● **Request**
Please reproduce every line of the records below, unchanged and in the same order.

● **Data entries**
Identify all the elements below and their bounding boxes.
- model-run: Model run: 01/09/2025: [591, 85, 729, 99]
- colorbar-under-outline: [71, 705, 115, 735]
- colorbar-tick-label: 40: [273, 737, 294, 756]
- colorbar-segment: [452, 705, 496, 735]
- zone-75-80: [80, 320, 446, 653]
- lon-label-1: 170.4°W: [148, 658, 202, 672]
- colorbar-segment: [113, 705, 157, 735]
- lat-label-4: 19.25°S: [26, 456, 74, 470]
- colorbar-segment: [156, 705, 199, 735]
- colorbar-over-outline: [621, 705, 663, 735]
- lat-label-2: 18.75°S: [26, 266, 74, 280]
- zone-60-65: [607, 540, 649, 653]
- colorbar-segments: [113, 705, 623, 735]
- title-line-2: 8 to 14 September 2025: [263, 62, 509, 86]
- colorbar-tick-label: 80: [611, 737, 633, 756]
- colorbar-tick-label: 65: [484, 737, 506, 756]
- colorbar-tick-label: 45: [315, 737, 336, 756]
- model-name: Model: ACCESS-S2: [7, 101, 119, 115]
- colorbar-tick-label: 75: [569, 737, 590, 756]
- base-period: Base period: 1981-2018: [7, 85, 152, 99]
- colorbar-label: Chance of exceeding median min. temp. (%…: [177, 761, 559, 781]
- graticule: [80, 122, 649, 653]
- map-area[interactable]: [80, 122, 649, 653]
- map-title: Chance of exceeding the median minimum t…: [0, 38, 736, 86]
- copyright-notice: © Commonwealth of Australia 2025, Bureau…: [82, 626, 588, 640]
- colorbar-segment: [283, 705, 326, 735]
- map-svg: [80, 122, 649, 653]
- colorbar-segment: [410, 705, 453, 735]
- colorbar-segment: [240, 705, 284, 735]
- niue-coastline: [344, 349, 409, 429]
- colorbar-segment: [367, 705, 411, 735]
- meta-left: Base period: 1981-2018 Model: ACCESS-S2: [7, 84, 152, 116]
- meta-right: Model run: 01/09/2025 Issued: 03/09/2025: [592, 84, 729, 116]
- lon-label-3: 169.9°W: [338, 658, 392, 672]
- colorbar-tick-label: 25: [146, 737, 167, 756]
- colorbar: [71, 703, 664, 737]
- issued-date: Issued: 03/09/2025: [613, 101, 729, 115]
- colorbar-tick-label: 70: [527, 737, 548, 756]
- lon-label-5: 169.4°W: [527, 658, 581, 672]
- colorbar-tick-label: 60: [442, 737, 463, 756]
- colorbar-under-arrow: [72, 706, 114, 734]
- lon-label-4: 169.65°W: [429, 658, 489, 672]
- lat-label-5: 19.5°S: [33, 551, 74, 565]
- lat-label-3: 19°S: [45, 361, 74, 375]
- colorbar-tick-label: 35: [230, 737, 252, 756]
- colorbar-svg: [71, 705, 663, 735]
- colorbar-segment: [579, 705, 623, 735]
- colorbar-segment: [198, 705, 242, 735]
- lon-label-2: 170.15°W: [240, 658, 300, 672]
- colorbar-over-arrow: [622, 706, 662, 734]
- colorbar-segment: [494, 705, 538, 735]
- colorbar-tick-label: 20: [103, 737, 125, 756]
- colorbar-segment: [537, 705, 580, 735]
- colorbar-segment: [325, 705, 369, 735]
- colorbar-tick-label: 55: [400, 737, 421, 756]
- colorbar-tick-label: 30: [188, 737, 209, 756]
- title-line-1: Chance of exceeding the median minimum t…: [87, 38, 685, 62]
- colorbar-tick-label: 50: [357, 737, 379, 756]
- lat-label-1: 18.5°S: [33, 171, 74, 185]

● **Reply**
Identify all the elements below and their bounding boxes.
- model-run: Model run: 01/09/2025: [591, 85, 729, 99]
- colorbar-under-outline: [71, 705, 115, 735]
- colorbar-tick-label: 40: [273, 737, 294, 756]
- colorbar-segment: [452, 705, 496, 735]
- zone-75-80: [80, 320, 446, 653]
- lon-label-1: 170.4°W: [148, 658, 202, 672]
- colorbar-segment: [113, 705, 157, 735]
- lat-label-4: 19.25°S: [26, 456, 74, 470]
- colorbar-segment: [156, 705, 199, 735]
- colorbar-over-outline: [621, 705, 663, 735]
- lat-label-2: 18.75°S: [26, 266, 74, 280]
- zone-60-65: [607, 540, 649, 653]
- colorbar-segments: [113, 705, 623, 735]
- title-line-2: 8 to 14 September 2025: [263, 62, 509, 86]
- colorbar-tick-label: 80: [611, 737, 633, 756]
- colorbar-tick-label: 65: [484, 737, 506, 756]
- colorbar-tick-label: 45: [315, 737, 336, 756]
- model-name: Model: ACCESS-S2: [7, 101, 119, 115]
- colorbar-tick-label: 75: [569, 737, 590, 756]
- base-period: Base period: 1981-2018: [7, 85, 152, 99]
- colorbar-label: Chance of exceeding median min. temp. (%…: [177, 761, 559, 781]
- graticule: [80, 122, 649, 653]
- map-area[interactable]: [80, 122, 649, 653]
- map-title: Chance of exceeding the median minimum t…: [0, 38, 736, 86]
- copyright-notice: © Commonwealth of Australia 2025, Bureau…: [82, 626, 588, 640]
- colorbar-segment: [283, 705, 326, 735]
- map-svg: [80, 122, 649, 653]
- colorbar-segment: [410, 705, 453, 735]
- colorbar-segment: [240, 705, 284, 735]
- niue-coastline: [344, 349, 409, 429]
- colorbar-segment: [367, 705, 411, 735]
- meta-left: Base period: 1981-2018 Model: ACCESS-S2: [7, 84, 152, 116]
- meta-right: Model run: 01/09/2025 Issued: 03/09/2025: [592, 84, 729, 116]
- lon-label-3: 169.9°W: [338, 658, 392, 672]
- colorbar-tick-label: 25: [146, 737, 167, 756]
- colorbar: [71, 703, 664, 737]
- issued-date: Issued: 03/09/2025: [613, 101, 729, 115]
- colorbar-tick-label: 70: [527, 737, 548, 756]
- lon-label-5: 169.4°W: [527, 658, 581, 672]
- colorbar-tick-label: 60: [442, 737, 463, 756]
- colorbar-under-arrow: [72, 706, 114, 734]
- lon-label-4: 169.65°W: [429, 658, 489, 672]
- lat-label-5: 19.5°S: [33, 551, 74, 565]
- lat-label-3: 19°S: [45, 361, 74, 375]
- colorbar-tick-label: 35: [230, 737, 252, 756]
- colorbar-svg: [71, 705, 663, 735]
- colorbar-segment: [579, 705, 623, 735]
- colorbar-segment: [198, 705, 242, 735]
- lon-label-2: 170.15°W: [240, 658, 300, 672]
- colorbar-over-arrow: [622, 706, 662, 734]
- colorbar-segment: [494, 705, 538, 735]
- colorbar-tick-label: 20: [103, 737, 125, 756]
- colorbar-segment: [537, 705, 580, 735]
- colorbar-segment: [325, 705, 369, 735]
- colorbar-tick-label: 55: [400, 737, 421, 756]
- colorbar-tick-label: 30: [188, 737, 209, 756]
- title-line-1: Chance of exceeding the median minimum t…: [87, 38, 685, 62]
- colorbar-tick-label: 50: [357, 737, 379, 756]
- lat-label-1: 18.5°S: [33, 171, 74, 185]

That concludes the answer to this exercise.